AIM
Render the data from the line with "Extract all elements" up to and including the line with "tweet-header: Hillel Neuer" as a Markdown table, skipping blank lines. Use two columns: Row for the row number and Line for the line itself.

DATA FOR THE TASK
....

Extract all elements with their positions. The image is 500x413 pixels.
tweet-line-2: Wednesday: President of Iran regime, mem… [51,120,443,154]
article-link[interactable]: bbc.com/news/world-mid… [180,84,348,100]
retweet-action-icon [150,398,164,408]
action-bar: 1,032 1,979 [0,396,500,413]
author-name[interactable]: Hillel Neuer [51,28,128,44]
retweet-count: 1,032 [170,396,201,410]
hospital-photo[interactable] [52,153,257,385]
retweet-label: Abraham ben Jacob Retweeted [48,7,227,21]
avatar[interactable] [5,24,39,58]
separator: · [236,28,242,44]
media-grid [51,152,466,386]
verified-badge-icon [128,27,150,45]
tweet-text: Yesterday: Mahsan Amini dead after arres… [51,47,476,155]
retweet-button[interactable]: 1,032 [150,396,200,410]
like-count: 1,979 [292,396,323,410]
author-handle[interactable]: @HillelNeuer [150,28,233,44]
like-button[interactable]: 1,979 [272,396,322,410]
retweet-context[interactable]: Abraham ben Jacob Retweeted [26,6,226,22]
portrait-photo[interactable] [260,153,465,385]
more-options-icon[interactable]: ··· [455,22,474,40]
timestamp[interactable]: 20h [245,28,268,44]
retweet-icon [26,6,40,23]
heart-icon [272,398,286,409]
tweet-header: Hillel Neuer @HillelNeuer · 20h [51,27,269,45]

....

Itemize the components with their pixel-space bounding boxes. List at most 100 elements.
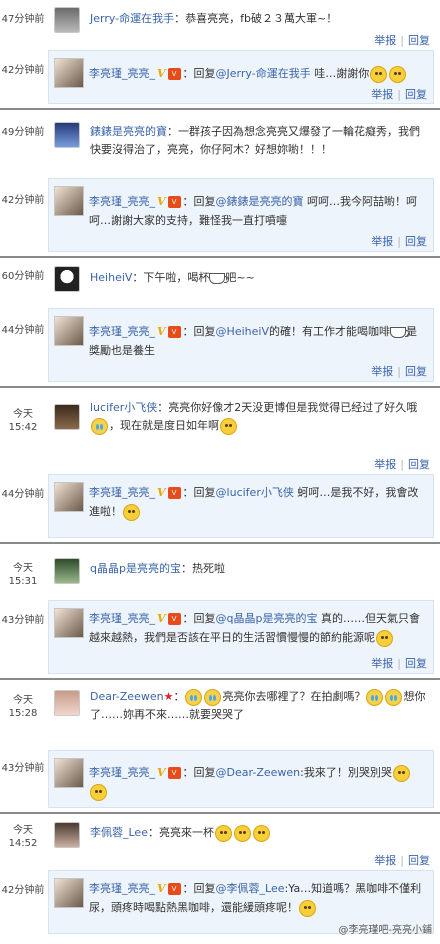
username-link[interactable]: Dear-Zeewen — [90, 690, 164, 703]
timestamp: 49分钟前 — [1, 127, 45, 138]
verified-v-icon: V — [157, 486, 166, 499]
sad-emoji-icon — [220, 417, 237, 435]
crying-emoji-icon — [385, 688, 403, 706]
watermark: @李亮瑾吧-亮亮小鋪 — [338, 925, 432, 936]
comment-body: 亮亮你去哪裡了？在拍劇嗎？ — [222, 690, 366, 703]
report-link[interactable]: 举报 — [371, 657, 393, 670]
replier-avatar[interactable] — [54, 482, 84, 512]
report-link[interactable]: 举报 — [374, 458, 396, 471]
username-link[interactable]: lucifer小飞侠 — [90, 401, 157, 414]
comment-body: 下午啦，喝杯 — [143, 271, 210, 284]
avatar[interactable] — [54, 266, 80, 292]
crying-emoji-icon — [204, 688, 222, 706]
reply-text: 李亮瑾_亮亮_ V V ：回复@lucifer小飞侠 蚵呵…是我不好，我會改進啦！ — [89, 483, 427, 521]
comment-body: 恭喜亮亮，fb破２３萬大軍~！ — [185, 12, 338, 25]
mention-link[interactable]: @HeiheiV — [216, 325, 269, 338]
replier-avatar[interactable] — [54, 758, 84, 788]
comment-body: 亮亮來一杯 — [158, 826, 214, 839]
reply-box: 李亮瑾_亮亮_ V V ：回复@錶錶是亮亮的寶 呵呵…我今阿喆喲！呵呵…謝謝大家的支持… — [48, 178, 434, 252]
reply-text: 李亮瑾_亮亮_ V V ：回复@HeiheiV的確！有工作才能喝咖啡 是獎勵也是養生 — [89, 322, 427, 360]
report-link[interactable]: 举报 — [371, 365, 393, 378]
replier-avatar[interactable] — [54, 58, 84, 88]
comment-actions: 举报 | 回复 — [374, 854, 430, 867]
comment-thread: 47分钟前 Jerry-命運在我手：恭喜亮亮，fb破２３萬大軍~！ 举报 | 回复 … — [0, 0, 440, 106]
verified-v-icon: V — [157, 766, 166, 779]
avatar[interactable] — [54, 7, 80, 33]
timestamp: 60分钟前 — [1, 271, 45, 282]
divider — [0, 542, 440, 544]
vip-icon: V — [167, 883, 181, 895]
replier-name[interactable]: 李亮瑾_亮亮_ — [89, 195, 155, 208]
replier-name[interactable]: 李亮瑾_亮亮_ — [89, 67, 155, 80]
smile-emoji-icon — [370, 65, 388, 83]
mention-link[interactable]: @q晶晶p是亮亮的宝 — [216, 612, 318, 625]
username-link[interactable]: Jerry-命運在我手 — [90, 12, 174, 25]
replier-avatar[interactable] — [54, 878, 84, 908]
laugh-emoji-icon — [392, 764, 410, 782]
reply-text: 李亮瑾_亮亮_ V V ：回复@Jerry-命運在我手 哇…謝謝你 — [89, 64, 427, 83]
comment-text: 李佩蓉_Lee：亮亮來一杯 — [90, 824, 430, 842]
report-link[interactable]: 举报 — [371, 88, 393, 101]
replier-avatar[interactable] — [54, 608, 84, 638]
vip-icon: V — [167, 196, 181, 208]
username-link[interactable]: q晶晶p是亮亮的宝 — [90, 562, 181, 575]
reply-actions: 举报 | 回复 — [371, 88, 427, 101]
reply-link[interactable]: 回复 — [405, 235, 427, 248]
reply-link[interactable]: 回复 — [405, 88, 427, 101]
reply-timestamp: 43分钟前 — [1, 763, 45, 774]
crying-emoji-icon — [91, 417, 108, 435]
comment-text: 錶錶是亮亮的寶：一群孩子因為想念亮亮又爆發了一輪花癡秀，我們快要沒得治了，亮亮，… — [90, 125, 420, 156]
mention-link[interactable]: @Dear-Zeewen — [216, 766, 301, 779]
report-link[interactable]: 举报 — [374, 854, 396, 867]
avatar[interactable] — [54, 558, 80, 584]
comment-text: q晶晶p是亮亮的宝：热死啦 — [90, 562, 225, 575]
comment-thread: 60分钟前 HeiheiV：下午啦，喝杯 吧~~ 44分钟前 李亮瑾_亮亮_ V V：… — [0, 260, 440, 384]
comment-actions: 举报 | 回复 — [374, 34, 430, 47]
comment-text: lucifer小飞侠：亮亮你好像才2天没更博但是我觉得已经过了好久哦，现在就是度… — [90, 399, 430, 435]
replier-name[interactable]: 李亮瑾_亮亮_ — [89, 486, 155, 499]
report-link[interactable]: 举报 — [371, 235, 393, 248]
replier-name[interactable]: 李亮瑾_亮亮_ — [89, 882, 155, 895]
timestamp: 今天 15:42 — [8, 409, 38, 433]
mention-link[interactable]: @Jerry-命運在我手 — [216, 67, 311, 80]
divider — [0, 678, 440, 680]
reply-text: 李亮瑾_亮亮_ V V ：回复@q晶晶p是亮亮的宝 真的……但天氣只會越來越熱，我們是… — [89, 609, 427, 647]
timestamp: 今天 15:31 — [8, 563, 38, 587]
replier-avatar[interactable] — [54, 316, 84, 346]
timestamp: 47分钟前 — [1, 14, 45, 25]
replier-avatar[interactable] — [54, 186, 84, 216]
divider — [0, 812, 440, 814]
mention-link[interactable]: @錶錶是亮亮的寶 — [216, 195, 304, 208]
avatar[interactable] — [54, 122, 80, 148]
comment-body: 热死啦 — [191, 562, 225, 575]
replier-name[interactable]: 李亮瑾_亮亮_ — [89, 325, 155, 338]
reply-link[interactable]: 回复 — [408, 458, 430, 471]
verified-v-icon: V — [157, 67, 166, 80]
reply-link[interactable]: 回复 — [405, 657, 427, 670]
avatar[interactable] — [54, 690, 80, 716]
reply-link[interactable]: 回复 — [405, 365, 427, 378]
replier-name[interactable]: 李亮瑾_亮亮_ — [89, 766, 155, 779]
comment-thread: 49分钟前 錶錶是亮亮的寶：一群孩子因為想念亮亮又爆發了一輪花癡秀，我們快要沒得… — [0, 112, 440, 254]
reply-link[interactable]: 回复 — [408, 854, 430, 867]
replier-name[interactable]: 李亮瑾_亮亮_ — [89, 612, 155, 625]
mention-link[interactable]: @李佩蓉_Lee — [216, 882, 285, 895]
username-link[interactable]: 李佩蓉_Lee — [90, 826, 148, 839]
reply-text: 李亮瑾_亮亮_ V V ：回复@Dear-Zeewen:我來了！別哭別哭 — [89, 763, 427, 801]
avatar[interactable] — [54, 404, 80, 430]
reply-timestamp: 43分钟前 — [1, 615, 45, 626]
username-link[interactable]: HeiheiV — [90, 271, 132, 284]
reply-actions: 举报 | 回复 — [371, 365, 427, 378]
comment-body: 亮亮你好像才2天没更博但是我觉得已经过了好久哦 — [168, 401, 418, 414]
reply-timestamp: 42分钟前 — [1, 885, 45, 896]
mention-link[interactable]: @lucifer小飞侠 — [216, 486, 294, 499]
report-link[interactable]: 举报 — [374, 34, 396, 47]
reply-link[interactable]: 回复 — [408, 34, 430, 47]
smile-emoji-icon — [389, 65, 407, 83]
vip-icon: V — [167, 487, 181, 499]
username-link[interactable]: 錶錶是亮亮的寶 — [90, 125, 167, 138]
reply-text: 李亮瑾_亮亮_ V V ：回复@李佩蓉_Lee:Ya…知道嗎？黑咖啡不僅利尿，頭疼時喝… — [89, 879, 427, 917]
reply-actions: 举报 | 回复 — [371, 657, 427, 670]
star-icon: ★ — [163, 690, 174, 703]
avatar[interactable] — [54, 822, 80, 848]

....

ANSWER TO THIS PROBLEM
| Row | Line |
|---|---|
| 1 | Extract all elements with their positions. The image is 500x413 pixels. |
| 2 | tweet-line-2: Wednesday: President of Iran regime, mem… [51,120,443,154] |
| 3 | article-link[interactable]: bbc.com/news/world-mid… [180,84,348,100] |
| 4 | retweet-action-icon [150,398,164,408] |
| 5 | action-bar: 1,032 1,979 [0,396,500,413] |
| 6 | author-name[interactable]: Hillel Neuer [51,28,128,44] |
| 7 | retweet-count: 1,032 [170,396,201,410] |
| 8 | hospital-photo[interactable] [52,153,257,385] |
| 9 | retweet-label: Abraham ben Jacob Retweeted [48,7,227,21] |
| 10 | avatar[interactable] [5,24,39,58] |
| 11 | separator: · [236,28,242,44] |
| 12 | media-grid [51,152,466,386] |
| 13 | verified-badge-icon [128,27,150,45] |
| 14 | tweet-text: Yesterday: Mahsan Amini dead after arres… [51,47,476,155] |
| 15 | retweet-button[interactable]: 1,032 [150,396,200,410] |
| 16 | like-count: 1,979 [292,396,323,410] |
| 17 | author-handle[interactable]: @HillelNeuer [150,28,233,44] |
| 18 | like-button[interactable]: 1,979 [272,396,322,410] |
| 19 | retweet-context[interactable]: Abraham ben Jacob Retweeted [26,6,226,22] |
| 20 | portrait-photo[interactable] [260,153,465,385] |
| 21 | more-options-icon[interactable]: ··· [455,22,474,40] |
| 22 | timestamp[interactable]: 20h [245,28,268,44] |
| 23 | retweet-icon [26,6,40,23] |
| 24 | heart-icon [272,398,286,409] |
| 25 | tweet-header: Hillel Neuer @HillelNeuer · 20h [51,27,269,45] |